Extrait:
S'ouvrir à la plénitude
Par Gérard Chinrei Pilet
Présentation : Aurélie Godefroy
Aurélie Godefroy : La soif dans le bouddhisme fait partie des douze liens interdépendants qui constituent une des principales caractéristiques de l’enseignement du Bouddha. De quoi s’agit-il exactement ? Que nous dit le Bouddha à ce sujet ? Quelles conséquences peut avoir cette soif au niveau individuel, mais aussi pour la société tout entière ? Quelle est la bonne attitude à adopter pour ne pas en souffrir ?
Pouvez-vous nous dire quelle est la nature de la soif ? De quoi s’agit-il exactement ?
Gérard Chinrei Pilet : La soif, c’est le manque. Un manque qui produit la polarisation sur un objet, l’objet de désir censé supprimer le manque. La polarisation en question se caractérise par le fait qu’il y a un attachement passionné très fort vis-à-vis de l’objet de désir, de l’objet que l’on convoite. Et justement, pour cette raison-là, dans le cas de la soif, on n’est pas libre du désir parce que si on ne voit pas son désir réalisé, on souffre beaucoup et ça nous semble très insupportable. Il faut bien dire aussi que cet attachement très fort, vis-à-vis de l’objet que l’on convoite, produit aussi la répulsion vis-à-vis de ce qui peut contrarier la satisfaction du désir. Imaginons une personne qui a une avidité très passionnée pour l’argent, la richesse : tout ce qui va s’opposer à la réalisation de ce désir, la personne va l’exécrer. Elle vivra aussi de façon plus ou moins consciente dans la peur de perdre sa richesse, de perdre de l’argent, etc.

Données fournies:
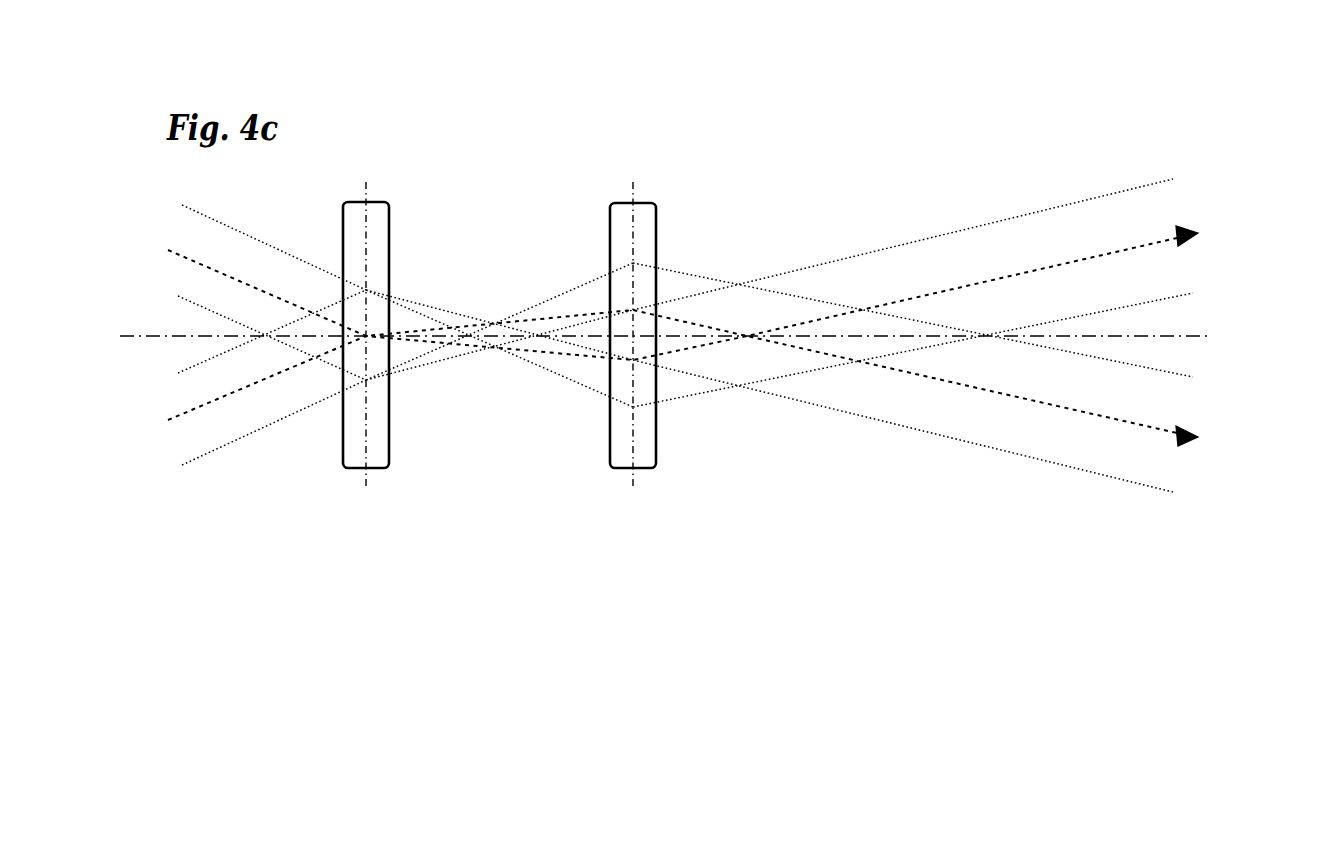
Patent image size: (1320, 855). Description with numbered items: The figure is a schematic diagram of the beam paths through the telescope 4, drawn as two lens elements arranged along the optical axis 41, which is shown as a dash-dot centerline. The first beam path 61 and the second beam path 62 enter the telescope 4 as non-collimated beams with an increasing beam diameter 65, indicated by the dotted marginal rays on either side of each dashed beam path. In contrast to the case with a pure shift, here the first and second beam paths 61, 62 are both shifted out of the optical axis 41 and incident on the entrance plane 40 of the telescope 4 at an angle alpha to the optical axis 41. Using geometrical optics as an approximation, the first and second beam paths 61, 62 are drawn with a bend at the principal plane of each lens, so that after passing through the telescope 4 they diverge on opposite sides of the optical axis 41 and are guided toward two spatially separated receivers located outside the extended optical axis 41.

The telescope 4 is at (580, 577).
The entrance plane 40 is at (367, 188).
The optical axis 41 is at (1212, 333).
The first beam path 61 is at (178, 253).
The second beam path 62 is at (182, 418).
The beam diameter 65 is at (257, 267).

Travail demandé:
Recopiez mot pour mot le passage de l'extrait sur la soif dans le bouddhisme, de « S'ouvrir à la » à « en souffrir ? ». Ces enregistrements sont sans rapport avec l'extrait.

Réponse fournie:
S'ouvrir à la plénitude
Par Gérard Chinrei Pilet
Présentation : Aurélie Godefroy
Aurélie Godefroy : La soif dans le bouddhisme fait partie des douze liens interdépendants qui constituent une des principales caractéristiques de l’enseignement du Bouddha. De quoi s’agit-il exactement ? Que nous dit le Bouddha à ce sujet ? Quelles conséquences peut avoir cette soif au niveau individuel, mais aussi pour la société tout entière ? Quelle est la bonne attitude à adopter pour ne pas en souffrir ?